**Challenge**
What follows is a block of records; restate each one word for word.

::: Given information

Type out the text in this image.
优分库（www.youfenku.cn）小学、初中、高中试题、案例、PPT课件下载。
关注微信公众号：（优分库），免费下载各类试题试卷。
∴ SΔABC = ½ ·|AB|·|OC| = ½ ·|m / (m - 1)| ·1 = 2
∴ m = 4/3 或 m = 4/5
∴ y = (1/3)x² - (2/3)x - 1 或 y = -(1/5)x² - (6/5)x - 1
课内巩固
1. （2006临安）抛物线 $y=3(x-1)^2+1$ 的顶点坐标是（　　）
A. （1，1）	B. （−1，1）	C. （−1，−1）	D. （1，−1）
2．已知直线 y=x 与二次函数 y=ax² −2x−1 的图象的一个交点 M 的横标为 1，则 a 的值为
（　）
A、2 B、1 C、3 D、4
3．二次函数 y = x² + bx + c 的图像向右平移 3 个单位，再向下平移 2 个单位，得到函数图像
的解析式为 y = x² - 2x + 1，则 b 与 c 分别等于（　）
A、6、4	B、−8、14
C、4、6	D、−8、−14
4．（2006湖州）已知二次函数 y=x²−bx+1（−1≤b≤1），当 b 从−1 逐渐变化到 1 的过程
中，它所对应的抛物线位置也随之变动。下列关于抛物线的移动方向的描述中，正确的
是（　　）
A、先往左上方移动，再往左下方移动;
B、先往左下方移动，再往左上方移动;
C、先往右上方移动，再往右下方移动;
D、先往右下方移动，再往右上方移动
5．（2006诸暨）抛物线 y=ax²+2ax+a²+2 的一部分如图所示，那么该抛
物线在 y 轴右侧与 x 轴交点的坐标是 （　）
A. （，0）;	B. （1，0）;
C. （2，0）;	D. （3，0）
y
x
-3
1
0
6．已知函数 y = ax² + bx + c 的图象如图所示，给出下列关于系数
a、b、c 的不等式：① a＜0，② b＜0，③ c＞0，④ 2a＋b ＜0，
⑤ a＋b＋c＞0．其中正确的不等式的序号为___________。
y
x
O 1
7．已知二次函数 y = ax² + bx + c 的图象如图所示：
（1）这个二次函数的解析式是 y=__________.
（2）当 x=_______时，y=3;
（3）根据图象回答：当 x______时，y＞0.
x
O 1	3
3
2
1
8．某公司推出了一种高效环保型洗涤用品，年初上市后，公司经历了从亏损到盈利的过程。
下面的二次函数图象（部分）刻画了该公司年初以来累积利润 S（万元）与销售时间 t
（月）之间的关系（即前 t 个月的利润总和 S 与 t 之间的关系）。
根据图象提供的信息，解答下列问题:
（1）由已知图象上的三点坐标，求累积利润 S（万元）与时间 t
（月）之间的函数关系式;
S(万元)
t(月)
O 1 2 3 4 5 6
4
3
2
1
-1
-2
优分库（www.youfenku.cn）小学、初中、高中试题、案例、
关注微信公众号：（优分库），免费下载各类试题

::::::

**Output for this task**
Type out the text in this image.
优分库（www.youfenku.cn）小学、初中、高中试题、案例、PPT课件下载。
关注微信公众号：（优分库），免费下载各类试题试卷。
∴ SΔABC = ½ ·|AB|·|OC| = ½ ·|m / (m - 1)| ·1 = 2
∴ m = 4/3 或 m = 4/5
∴ y = (1/3)x² - (2/3)x - 1 或 y = -(1/5)x² - (6/5)x - 1
课内巩固
1. （2006临安）抛物线 $y=3(x-1)^2+1$ 的顶点坐标是（　　）
A. （1，1）	B. （−1，1）	C. （−1，−1）	D. （1，−1）
2．已知直线 y=x 与二次函数 y=ax² −2x−1 的图象的一个交点 M 的横标为 1，则 a 的值为
（　）
A、2 B、1 C、3 D、4
3．二次函数 y = x² + bx + c 的图像向右平移 3 个单位，再向下平移 2 个单位，得到函数图像
的解析式为 y = x² - 2x + 1，则 b 与 c 分别等于（　）
A、6、4	B、−8、14
C、4、6	D、−8、−14
4．（2006湖州）已知二次函数 y=x²−bx+1（−1≤b≤1），当 b 从−1 逐渐变化到 1 的过程
中，它所对应的抛物线位置也随之变动。下列关于抛物线的移动方向的描述中，正确的
是（　　）
A、先往左上方移动，再往左下方移动;
B、先往左下方移动，再往左上方移动;
C、先往右上方移动，再往右下方移动;
D、先往右下方移动，再往右上方移动
5．（2006诸暨）抛物线 y=ax²+2ax+a²+2 的一部分如图所示，那么该抛
物线在 y 轴右侧与 x 轴交点的坐标是 （　）
A. （，0）;	B. （1，0）;
C. （2，0）;	D. （3，0）
y
x
-3
1
0
6．已知函数 y = ax² + bx + c 的图象如图所示，给出下列关于系数
a、b、c 的不等式：① a＜0，② b＜0，③ c＞0，④ 2a＋b ＜0，
⑤ a＋b＋c＞0．其中正确的不等式的序号为___________。
y
x
O 1
7．已知二次函数 y = ax² + bx + c 的图象如图所示：
（1）这个二次函数的解析式是 y=__________.
（2）当 x=_______时，y=3;
（3）根据图象回答：当 x______时，y＞0.
x
O 1	3
3
2
1
8．某公司推出了一种高效环保型洗涤用品，年初上市后，公司经历了从亏损到盈利的过程。
下面的二次函数图象（部分）刻画了该公司年初以来累积利润 S（万元）与销售时间 t
（月）之间的关系（即前 t 个月的利润总和 S 与 t 之间的关系）。
根据图象提供的信息，解答下列问题:
（1）由已知图象上的三点坐标，求累积利润 S（万元）与时间 t
（月）之间的函数关系式;
S(万元)
t(月)
O 1 2 3 4 5 6
4
3
2
1
-1
-2
优分库（www.youfenku.cn）小学、初中、高中试题、案例、
关注微信公众号：（优分库），免费下载各类试题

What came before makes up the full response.